# Problem:
Locate the string "data" in the listing below. Copy every line where it is found.

# Raw records:
— BEGIN —

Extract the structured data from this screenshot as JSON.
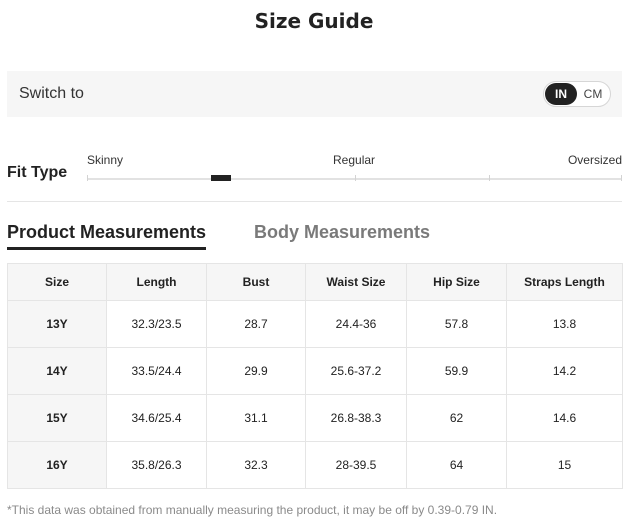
{
  "title": "Size Guide",
  "switch": {
    "label": "Switch to",
    "options": [
      "IN",
      "CM"
    ],
    "selected": "IN"
  },
  "fit": {
    "title": "Fit Type",
    "labels": [
      "Skinny",
      "Regular",
      "Oversized"
    ],
    "level": 0.25
  },
  "tabs": {
    "product": "Product Measurements",
    "body": "Body Measurements",
    "active": "Product Measurements"
  },
  "table": {
    "headers": [
      "Size",
      "Length",
      "Bust",
      "Waist Size",
      "Hip Size",
      "Straps Length"
    ],
    "rows": [
      [
        "13Y",
        "32.3/23.5",
        "28.7",
        "24.4-36",
        "57.8",
        "13.8"
      ],
      [
        "14Y",
        "33.5/24.4",
        "29.9",
        "25.6-37.2",
        "59.9",
        "14.2"
      ],
      [
        "15Y",
        "34.6/25.4",
        "31.1",
        "26.8-38.3",
        "62",
        "14.6"
      ],
      [
        "16Y",
        "35.8/26.3",
        "32.3",
        "28-39.5",
        "64",
        "15"
      ]
    ]
  },
  "footnote": "*This data was obtained from manually measuring the product, it may be off by 0.39-0.79 IN.",
  "colors": {
    "accent": "#222222",
    "panel": "#f6f6f6",
    "border": "#e5e5e5",
    "muted_text": "#7a7a7a"
  }
}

— END —

# Completed exercise:
Extract the structured data from this screenshot as JSON.
  "footnote": "*This data was obtained from manually measuring the product, it may be off by 0.39-0.79 IN.",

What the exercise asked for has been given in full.